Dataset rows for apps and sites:
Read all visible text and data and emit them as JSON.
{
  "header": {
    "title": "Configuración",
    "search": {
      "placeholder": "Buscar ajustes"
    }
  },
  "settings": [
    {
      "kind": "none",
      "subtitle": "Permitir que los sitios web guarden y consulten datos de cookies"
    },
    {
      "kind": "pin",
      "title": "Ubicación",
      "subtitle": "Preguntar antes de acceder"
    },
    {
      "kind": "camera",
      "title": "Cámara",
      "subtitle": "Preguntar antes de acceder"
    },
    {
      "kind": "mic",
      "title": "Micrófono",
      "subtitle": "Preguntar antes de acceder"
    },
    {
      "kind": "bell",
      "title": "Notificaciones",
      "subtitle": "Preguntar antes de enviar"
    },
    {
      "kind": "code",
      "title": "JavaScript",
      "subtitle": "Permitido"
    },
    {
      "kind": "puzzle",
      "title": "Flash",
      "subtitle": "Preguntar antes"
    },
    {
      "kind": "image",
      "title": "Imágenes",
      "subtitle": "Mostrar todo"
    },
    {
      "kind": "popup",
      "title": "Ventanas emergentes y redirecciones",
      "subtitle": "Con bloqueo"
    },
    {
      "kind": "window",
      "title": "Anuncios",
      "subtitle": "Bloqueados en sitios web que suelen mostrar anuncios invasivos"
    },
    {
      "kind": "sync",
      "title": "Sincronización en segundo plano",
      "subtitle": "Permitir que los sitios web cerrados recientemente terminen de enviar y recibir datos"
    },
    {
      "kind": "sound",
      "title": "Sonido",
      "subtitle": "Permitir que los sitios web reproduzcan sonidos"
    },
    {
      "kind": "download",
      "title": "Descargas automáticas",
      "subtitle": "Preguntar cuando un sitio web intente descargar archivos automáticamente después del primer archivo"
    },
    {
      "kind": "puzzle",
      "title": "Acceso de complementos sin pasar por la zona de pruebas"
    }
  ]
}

§ **TASK TO CARRY OUT**:
Please retype the entries above in full, exactly as they stand.

§ **RESPONSE AREA**:
Read all visible text and data and emit them as JSON.
{
  "header": {
    "title": "Configuración",
    "search": {
      "placeholder": "Buscar ajustes"
    }
  },
  "settings": [
    {
      "kind": "none",
      "subtitle": "Permitir que los sitios web guarden y consulten datos de cookies"
    },
    {
      "kind": "pin",
      "title": "Ubicación",
      "subtitle": "Preguntar antes de acceder"
    },
    {
      "kind": "camera",
      "title": "Cámara",
      "subtitle": "Preguntar antes de acceder"
    },
    {
      "kind": "mic",
      "title": "Micrófono",
      "subtitle": "Preguntar antes de acceder"
    },
    {
      "kind": "bell",
      "title": "Notificaciones",
      "subtitle": "Preguntar antes de enviar"
    },
    {
      "kind": "code",
      "title": "JavaScript",
      "subtitle": "Permitido"
    },
    {
      "kind": "puzzle",
      "title": "Flash",
      "subtitle": "Preguntar antes"
    },
    {
      "kind": "image",
      "title": "Imágenes",
      "subtitle": "Mostrar todo"
    },
    {
      "kind": "popup",
      "title": "Ventanas emergentes y redirecciones",
      "subtitle": "Con bloqueo"
    },
    {
      "kind": "window",
      "title": "Anuncios",
      "subtitle": "Bloqueados en sitios web que suelen mostrar anuncios invasivos"
    },
    {
      "kind": "sync",
      "title": "Sincronización en segundo plano",
      "subtitle": "Permitir que los sitios web cerrados recientemente terminen de enviar y recibir datos"
    },
    {
      "kind": "sound",
      "title": "Sonido",
      "subtitle": "Permitir que los sitios web reproduzcan sonidos"
    },
    {
      "kind": "download",
      "title": "Descargas automáticas",
      "subtitle": "Preguntar cuando un sitio web intente descargar archivos automáticamente después del primer archivo"
    },
    {
      "kind": "puzzle",
      "title": "Acceso de complementos sin pasar por la zona de pruebas"
    }
  ]
}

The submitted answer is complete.